* [TAREFAS]
**a)** Enumere todos os acontecimentos que o texto sobre a La Redoute situa no ano de 1988.
**b)** Segundo o texto sobre a La Redoute, que grupo acaba de comprar a empresa?
**c)** Prossiga o texto sobre a La Redoute a partir da última frase apresentada.

* [EXCERTO DA FONTE]
※

Entrevista/ “Podemos ter lojas de decoração La Redoute no futuro próximo”

A La Redoute é hoje um dos líderes do e-commerce nos setores de moda e casa. A empresa, que acaba de ser comprada pelo Grupo Galerias Lafayette, está presente em mais de 20 mercados, entre os quais Portugal. Ao Link To Leaders, o CEO da La Redoute Portugal falou dos desafios no nosso mercado e traçou o plano para os próximos anos. Há novidades a caminho.
Estávamos em 1988 quando a La Redoute deu os primeiros passos em Portugal. Lembra-se? Já passaram 30 anos. Foi no ano em que Rosa Mota venceu a maratona nos Jogos Olímpicos de Seul e em que nasceram as primeiras gémeas-proveta em Portugal.
A La Redoute, uma marca com 180 anos de história em França e 30 em Portugal, entrou de rompante na vida dos portugueses e facilitou o acesso às últimas tendências da moda, numa altura em que não havia centros comerciais e que em que a oferta era escassa e concentrada nas grandes cidades.

※

* [EXCERTO DOS DADOS]
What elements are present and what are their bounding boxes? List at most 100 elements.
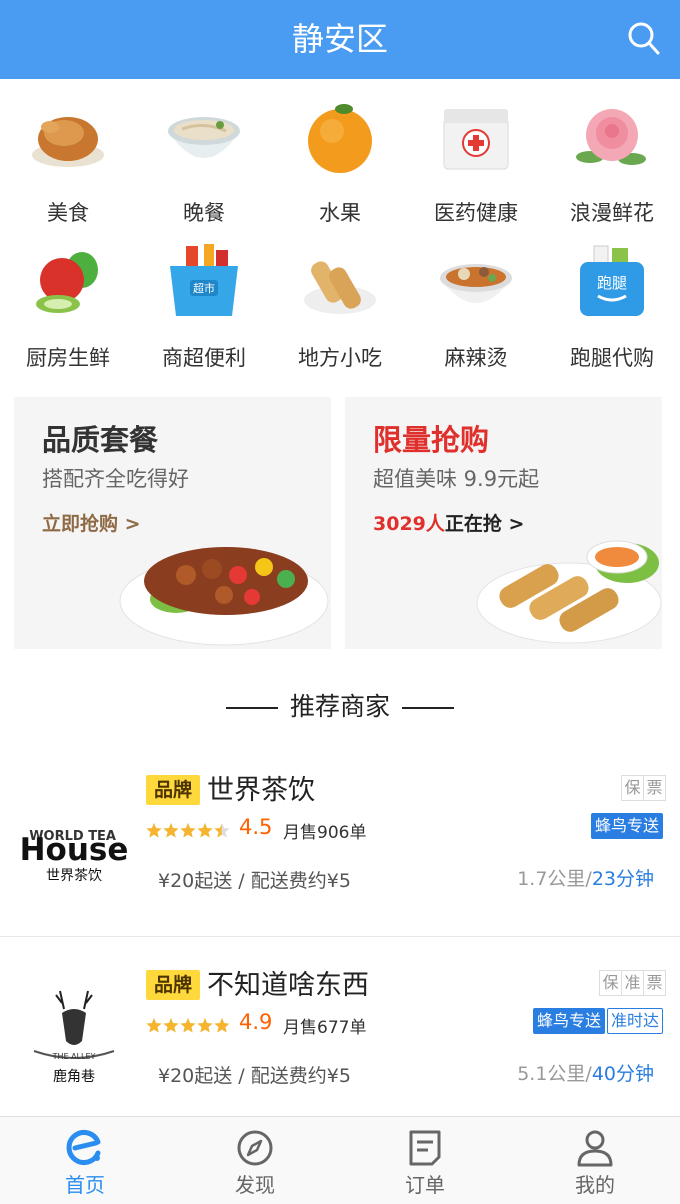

※

* [RESPOSTAS]
**a)**
- A La Redoute deu os primeiros passos em Portugal.
- Rosa Mota venceu a maratona nos Jogos Olímpicos de Seul.
- Nasceram as primeiras gémeas-proveta em Portugal.

**b)** O Grupo Galerias Lafayette.

**c)**
A marca transformou-se e reinventou-se. Da venda por catálogo à venda online foi um passo. Falámos com Paulo Pinto, o CEO da La Redoute Portugal para conhecer a estratégia para o mercado nacional e os desafios que têm enfrentado para estarem na linha da frente no que diz respeito ao comércio eletrónico de têxtil.
Quais são os vetores estratégicos da La Redoute para o mercado português?
Continuar a apostar no comércio digital através de uma oferta comercial que ao longo dos anos foi baseada naquilo que chamados de fashion e que está a evoluir neste momento, ou seja, basicamente nos próximos anos vamos cada vez mais dar destaque à nova família de produtos: tudo o que é decoração, móveis e têxtil lar, uma área na qual estamos a investir muito.
A La Redoute sempre foi conotada como uma empresa com catálogo. Desinvestiram completamente do papel?
Desinvestimos há alguns anos, de forma radical, no papel para poder canalizar o esforço e o conhecimento para a área do digital. Agora que estamos a consolidar o digital não pomos de parte voltar a fazer ações pontuais no papel. Mas a nossa plataforma principal de comunicação passou a ser a Internet.
Quando assumiu a direção-geral da La Redoute em Portugal traçou como objetivo estratégico reorientar a empresa para o e-commerce. Conseguiu cumprir esse objetivo? Quais os maiores desafios?
Há aqui um conjunto de desafios que foram aparecendo e que, num primeiro nível, tiveram a ver com o facto de termos de fazer os nossos consumidores evoluírem para uma nova forma de consumidor e, em paralelo, fazer evoluir os nossos colaboradores para esta nova forma de trabalhar, para este novo modelo de negócio.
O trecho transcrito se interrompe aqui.